Pull out each line of the data below that contains the string "symbol". Matches must have the same uppercase and lowercase letters.
━━━━━ Data
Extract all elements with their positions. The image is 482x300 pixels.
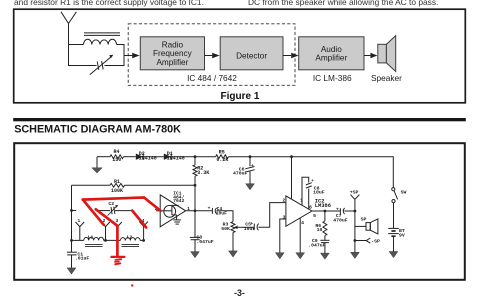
resistor R4: [110, 155, 124, 159]
wire top rail to switch: [292, 157, 394, 188]
op-amp IC2 LM386 triangle: [286, 196, 312, 226]
svg-text:L1: L1: [88, 234, 94, 240]
wire D1 to node: [171, 156, 215, 158]
svg-text:LM386: LM386: [315, 203, 331, 209]
node speaker junction: [354, 210, 357, 213]
ground under C9: [324, 243, 326, 254]
svg-text:-SP: -SP: [371, 239, 380, 245]
svg-text:Figure 1: Figure 1: [221, 91, 260, 102]
IC2 pin 6 supply wire: [291, 157, 293, 200]
svg-text:10uF: 10uF: [244, 226, 256, 232]
ground under IC2 pin 3: [275, 253, 284, 259]
terminal 4: [139, 222, 148, 227]
resistor R1 100K: [72, 184, 111, 186]
svg-text:+: +: [208, 206, 211, 211]
capacitor C8 10uF: [306, 183, 312, 185]
wire C2 left: [98, 210, 111, 212]
node L1/terminal2: [104, 239, 107, 242]
+SP terminal: [350, 195, 359, 200]
svg-text:+SP: +SP: [350, 190, 359, 196]
svg-text:100K: 100K: [111, 188, 123, 194]
IC2 pin 4 wire and label: [299, 218, 301, 253]
node -SP junction: [354, 239, 357, 242]
svg-text:L2: L2: [127, 234, 133, 240]
wire to speaker: [355, 225, 366, 227]
svg-text:Frequency: Frequency: [153, 49, 193, 58]
svg-text:R5: R5: [219, 149, 225, 155]
wire tank rail: [72, 239, 84, 241]
ground under R3: [232, 233, 234, 251]
wire IC2 output to C7: [312, 210, 340, 212]
terminal 3: [113, 222, 122, 227]
inductor L1: [84, 237, 104, 240]
wire R2 node down to IC1 output: [194, 185, 196, 211]
inductor L2: [120, 238, 140, 241]
ground under C1: [71, 255, 73, 268]
red annotation: vertical ground trace: [116, 226, 119, 256]
red ground symbol: [111, 257, 124, 264]
svg-text:Amplifier: Amplifier: [156, 58, 188, 67]
svg-text:SP: SP: [361, 217, 367, 223]
svg-text:.047uF: .047uF: [196, 239, 213, 245]
figure 1 outer border: [14, 9, 466, 103]
IC2 pins 1-8 loop: [302, 177, 309, 205]
resistor R6 10: [324, 211, 326, 221]
svg-text:.047uF: .047uF: [308, 243, 325, 249]
svg-text:IC 484 / 7642: IC 484 / 7642: [187, 73, 237, 83]
variable capacitor (figure 1): [90, 57, 111, 74]
svg-text:4: 4: [301, 220, 304, 226]
svg-text:R4: R4: [113, 149, 119, 155]
capacitor C9 .047uF: [324, 236, 326, 241]
resistor R5: [216, 155, 229, 159]
diode D2 1N4148: [136, 154, 143, 160]
switch SW: [392, 188, 395, 191]
terminal 1: [76, 222, 85, 227]
wire switch to battery: [393, 203, 395, 229]
svg-text:7642: 7642: [173, 198, 184, 204]
variable capacitor C2: [111, 207, 112, 214]
svg-text:+: +: [311, 180, 314, 184]
transistor symbol inside IC1: [164, 205, 176, 217]
diode D1 1N4148: [164, 154, 171, 160]
svg-text:C2: C2: [108, 201, 114, 207]
ground under R4 left: [96, 157, 98, 168]
arrow detector to audio amplifier: [283, 55, 291, 57]
L1 core bars: [85, 243, 103, 245]
node R2/diode junction: [194, 155, 197, 158]
node R1/R2 junction: [194, 184, 197, 187]
wire R3 wiper to C5: [238, 226, 254, 228]
speaker SP: [366, 223, 370, 231]
red dot below schematic: [131, 284, 133, 286]
svg-text:IC LM-386: IC LM-386: [313, 73, 352, 83]
ground under battery: [393, 236, 395, 251]
wire speaker vertical: [354, 211, 356, 252]
wire R5 to C6 node: [229, 156, 251, 158]
wire IC1 input stub: [156, 210, 160, 212]
svg-text:470uF: 470uF: [233, 171, 248, 177]
red annotation: diagonal to terminal 2: [83, 200, 104, 225]
cut-off paragraph text left column: [14, 0, 204, 7]
node L2 right: [142, 239, 145, 242]
ground under C6: [249, 171, 251, 184]
svg-text:470uF: 470uF: [333, 217, 348, 223]
potentiometer R3 50K: [231, 222, 235, 233]
tank circuit loop wire: [69, 45, 125, 66]
node IC1 output junction: [194, 209, 197, 212]
wire top rail left segment: [97, 156, 110, 158]
svg-text:10uF: 10uF: [313, 190, 325, 196]
red annotation: wire highlight horizontal: [83, 198, 161, 256]
arrow audio to speaker: [364, 55, 370, 57]
wire C6-node to IC2 supply node: [250, 156, 292, 158]
detector block: [220, 37, 283, 70]
node tank rail left: [70, 239, 73, 242]
capacitor C6 470uF: [249, 157, 251, 167]
schematic outer border: [14, 143, 465, 280]
wire D2 to D1: [143, 156, 164, 158]
speaker (figure 1): [378, 44, 387, 63]
capacitor C1 .01uF: [67, 251, 77, 253]
svg-text:Audio: Audio: [321, 45, 342, 54]
wire IC1 output: [186, 210, 212, 212]
coil L (figure 1): [84, 39, 117, 44]
heading bar: [13, 118, 466, 121]
svg-text:.01uF: .01uF: [75, 256, 90, 262]
IC2 pin 3 wire and label: [280, 219, 286, 253]
svg-text:150: 150: [112, 157, 121, 163]
capacitor C3 .047uF: [194, 211, 196, 237]
svg-text:2: 2: [282, 197, 285, 203]
cut-off paragraph text right column: [248, 0, 438, 7]
RF amplifier block: [140, 37, 204, 70]
terminal 2: [101, 222, 110, 227]
wire R4 to D2: [124, 156, 136, 158]
red annotation: diagonal to terminal 4: [132, 211, 146, 228]
arrow RF to detector: [205, 55, 213, 57]
wire C4 to R3: [216, 211, 233, 222]
coil core bars: [84, 32, 120, 34]
arrow into RF amplifier: [124, 55, 132, 57]
ground under IC2 pin 4: [296, 253, 305, 259]
wire C5 to IC2 pin 2: [259, 203, 286, 228]
svg-text:Detector: Detector: [236, 51, 267, 60]
node R6 junction: [324, 210, 327, 213]
svg-text:-3-: -3-: [234, 288, 245, 298]
battery BT 9V: [388, 227, 399, 229]
svg-text:+: +: [336, 207, 339, 212]
svg-text:Radio: Radio: [162, 41, 184, 50]
L2 core bars: [122, 243, 140, 245]
svg-text:1: 1: [300, 198, 303, 204]
svg-text:R1: R1: [114, 179, 120, 185]
wire left vertical (R1 to tank rail): [71, 185, 73, 252]
svg-text:3.3K: 3.3K: [197, 170, 209, 176]
ground under speaker: [351, 252, 360, 258]
svg-text:Speaker: Speaker: [371, 73, 402, 83]
-SP terminal: [355, 240, 366, 242]
svg-text:3: 3: [282, 214, 285, 220]
svg-text:SCHEMATIC DIAGRAM AM-780K: SCHEMATIC DIAGRAM AM-780K: [14, 124, 181, 136]
IEC ground under IC1 pin 3: [176, 215, 178, 220]
svg-text:9V: 9V: [399, 233, 405, 239]
svg-text:50K: 50K: [221, 226, 230, 232]
svg-text:1: 1: [78, 218, 81, 224]
wire C2 right: [115, 210, 132, 212]
op-amp IC1 484/7642 triangle: [160, 195, 185, 227]
node IC2 supply junction: [290, 155, 293, 158]
red annotation: diagonal to terminal 3: [96, 209, 118, 226]
antenna: [61, 12, 76, 45]
resistor R2 3.3K: [194, 157, 196, 165]
svg-text:0.2K: 0.2K: [216, 157, 228, 163]
svg-text:+: +: [251, 164, 254, 169]
node C6 junction: [249, 155, 252, 158]
dashed IC box (figure 1): [128, 24, 295, 86]
svg-text:8: 8: [309, 205, 312, 211]
node stub at IC1 input level: [70, 209, 73, 212]
audio amplifier block: [299, 37, 364, 70]
wire C7 to speaker node: [344, 210, 355, 212]
svg-text:SW: SW: [401, 189, 407, 195]
svg-text:Amplifier: Amplifier: [315, 54, 347, 63]
svg-text:5: 5: [313, 213, 316, 219]
ground under C3: [194, 240, 196, 252]
svg-text:10: 10: [317, 227, 323, 233]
━━━━━━━━━━
**Completed exercise**
red ground symbol: [111, 257, 124, 264]
transistor symbol inside IC1: [164, 205, 176, 217]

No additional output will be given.